• [EXERCISE INPUT]:
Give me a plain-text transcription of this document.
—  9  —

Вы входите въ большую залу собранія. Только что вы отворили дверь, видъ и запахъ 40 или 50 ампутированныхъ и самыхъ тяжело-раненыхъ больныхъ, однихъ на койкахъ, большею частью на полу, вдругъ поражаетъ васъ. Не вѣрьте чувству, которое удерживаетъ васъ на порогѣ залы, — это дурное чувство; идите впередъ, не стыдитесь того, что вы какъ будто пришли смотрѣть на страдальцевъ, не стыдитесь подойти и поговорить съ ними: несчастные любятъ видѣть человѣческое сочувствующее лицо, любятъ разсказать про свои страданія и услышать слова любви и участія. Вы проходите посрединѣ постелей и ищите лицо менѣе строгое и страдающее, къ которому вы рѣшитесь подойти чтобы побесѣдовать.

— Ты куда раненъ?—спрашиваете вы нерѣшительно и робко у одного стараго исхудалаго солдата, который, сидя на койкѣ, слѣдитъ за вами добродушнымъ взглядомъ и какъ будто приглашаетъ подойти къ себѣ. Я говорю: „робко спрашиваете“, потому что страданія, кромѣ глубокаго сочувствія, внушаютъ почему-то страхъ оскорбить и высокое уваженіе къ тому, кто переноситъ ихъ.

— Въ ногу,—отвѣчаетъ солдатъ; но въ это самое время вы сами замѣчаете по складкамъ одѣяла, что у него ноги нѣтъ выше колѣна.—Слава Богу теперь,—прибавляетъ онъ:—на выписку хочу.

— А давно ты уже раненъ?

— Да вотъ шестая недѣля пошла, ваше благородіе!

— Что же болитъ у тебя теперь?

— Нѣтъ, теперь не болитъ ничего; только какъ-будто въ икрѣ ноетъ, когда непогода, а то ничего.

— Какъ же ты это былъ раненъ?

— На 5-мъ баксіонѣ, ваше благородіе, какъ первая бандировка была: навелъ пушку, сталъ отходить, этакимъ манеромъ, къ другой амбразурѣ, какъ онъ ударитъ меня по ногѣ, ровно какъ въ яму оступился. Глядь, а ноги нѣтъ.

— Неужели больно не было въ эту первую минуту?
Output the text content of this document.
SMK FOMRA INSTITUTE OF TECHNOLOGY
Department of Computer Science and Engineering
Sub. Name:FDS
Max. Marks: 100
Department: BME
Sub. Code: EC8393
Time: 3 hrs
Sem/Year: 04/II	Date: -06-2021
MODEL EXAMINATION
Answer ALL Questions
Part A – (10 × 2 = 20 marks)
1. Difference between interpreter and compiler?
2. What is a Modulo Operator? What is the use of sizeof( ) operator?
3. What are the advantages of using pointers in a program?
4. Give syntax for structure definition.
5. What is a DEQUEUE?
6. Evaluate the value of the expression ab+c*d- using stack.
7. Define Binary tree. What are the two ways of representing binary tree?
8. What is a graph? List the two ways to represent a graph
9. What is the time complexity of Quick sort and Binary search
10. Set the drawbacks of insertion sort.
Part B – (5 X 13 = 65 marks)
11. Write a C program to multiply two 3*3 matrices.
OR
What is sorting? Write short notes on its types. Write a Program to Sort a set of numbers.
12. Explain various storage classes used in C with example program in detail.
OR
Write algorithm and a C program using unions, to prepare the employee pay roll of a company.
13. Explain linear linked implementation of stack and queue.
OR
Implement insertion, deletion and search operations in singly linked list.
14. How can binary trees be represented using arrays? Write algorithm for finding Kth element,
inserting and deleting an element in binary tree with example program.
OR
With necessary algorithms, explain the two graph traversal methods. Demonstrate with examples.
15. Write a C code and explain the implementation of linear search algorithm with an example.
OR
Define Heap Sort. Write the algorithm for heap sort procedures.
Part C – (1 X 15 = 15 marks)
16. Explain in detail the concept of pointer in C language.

• [GIVEN TASK]:
Write out every record, exactly as written.

• [RESPONSE TO THIS TASK]:
Give me a plain-text transcription of this document.
—  9  —

Вы входите въ большую залу собранія. Только что вы отворили дверь, видъ и запахъ 40 или 50 ампутированныхъ и самыхъ тяжело-раненыхъ больныхъ, однихъ на койкахъ, большею частью на полу, вдругъ поражаетъ васъ. Не вѣрьте чувству, которое удерживаетъ васъ на порогѣ залы, — это дурное чувство; идите впередъ, не стыдитесь того, что вы какъ будто пришли смотрѣть на страдальцевъ, не стыдитесь подойти и поговорить съ ними: несчастные любятъ видѣть человѣческое сочувствующее лицо, любятъ разсказать про свои страданія и услышать слова любви и участія. Вы проходите посрединѣ постелей и ищите лицо менѣе строгое и страдающее, къ которому вы рѣшитесь подойти чтобы побесѣдовать.

— Ты куда раненъ?—спрашиваете вы нерѣшительно и робко у одного стараго исхудалаго солдата, который, сидя на койкѣ, слѣдитъ за вами добродушнымъ взглядомъ и какъ будто приглашаетъ подойти къ себѣ. Я говорю: „робко спрашиваете“, потому что страданія, кромѣ глубокаго сочувствія, внушаютъ почему-то страхъ оскорбить и высокое уваженіе къ тому, кто переноситъ ихъ.

— Въ ногу,—отвѣчаетъ солдатъ; но въ это самое время вы сами замѣчаете по складкамъ одѣяла, что у него ноги нѣтъ выше колѣна.—Слава Богу теперь,—прибавляетъ онъ:—на выписку хочу.

— А давно ты уже раненъ?

— Да вотъ шестая недѣля пошла, ваше благородіе!

— Что же болитъ у тебя теперь?

— Нѣтъ, теперь не болитъ ничего; только какъ-будто въ икрѣ ноетъ, когда непогода, а то ничего.

— Какъ же ты это былъ раненъ?

— На 5-мъ баксіонѣ, ваше благородіе, какъ первая бандировка была: навелъ пушку, сталъ отходить, этакимъ манеромъ, къ другой амбразурѣ, какъ онъ ударитъ меня по ногѣ, ровно какъ въ яму оступился. Глядь, а ноги нѣтъ.

— Неужели больно не было въ эту первую минуту?
Output the text content of this document.
SMK FOMRA INSTITUTE OF TECHNOLOGY
Department of Computer Science and Engineering
Sub. Name:FDS
Max. Marks: 100
Department: BME
Sub. Code: EC8393
Time: 3 hrs
Sem/Year: 04/II	Date: -06-2021
MODEL EXAMINATION
Answer ALL Questions
Part A – (10 × 2 = 20 marks)
1. Difference between interpreter and compiler?
2. What is a Modulo Operator? What is the use of sizeof( ) operator?
3. What are the advantages of using pointers in a program?
4. Give syntax for structure definition.
5. What is a DEQUEUE?
6. Evaluate the value of the expression ab+c*d- using stack.
7. Define Binary tree. What are the two ways of representing binary tree?
8. What is a graph? List the two ways to represent a graph
9. What is the time complexity of Quick sort and Binary search
10. Set the drawbacks of insertion sort.
Part B – (5 X 13 = 65 marks)
11. Write a C program to multiply two 3*3 matrices.
OR
What is sorting? Write short notes on its types. Write a Program to Sort a set of numbers.
12. Explain various storage classes used in C with example program in detail.
OR
Write algorithm and a C program using unions, to prepare the employee pay roll of a company.
13. Explain linear linked implementation of stack and queue.
OR
Implement insertion, deletion and search operations in singly linked list.
14. How can binary trees be represented using arrays? Write algorithm for finding Kth element,
inserting and deleting an element in binary tree with example program.
OR
With necessary algorithms, explain the two graph traversal methods. Demonstrate with examples.
15. Write a C code and explain the implementation of linear search algorithm with an example.
OR
Define Heap Sort. Write the algorithm for heap sort procedures.
Part C – (1 X 15 = 15 marks)
16. Explain in detail the concept of pointer in C language.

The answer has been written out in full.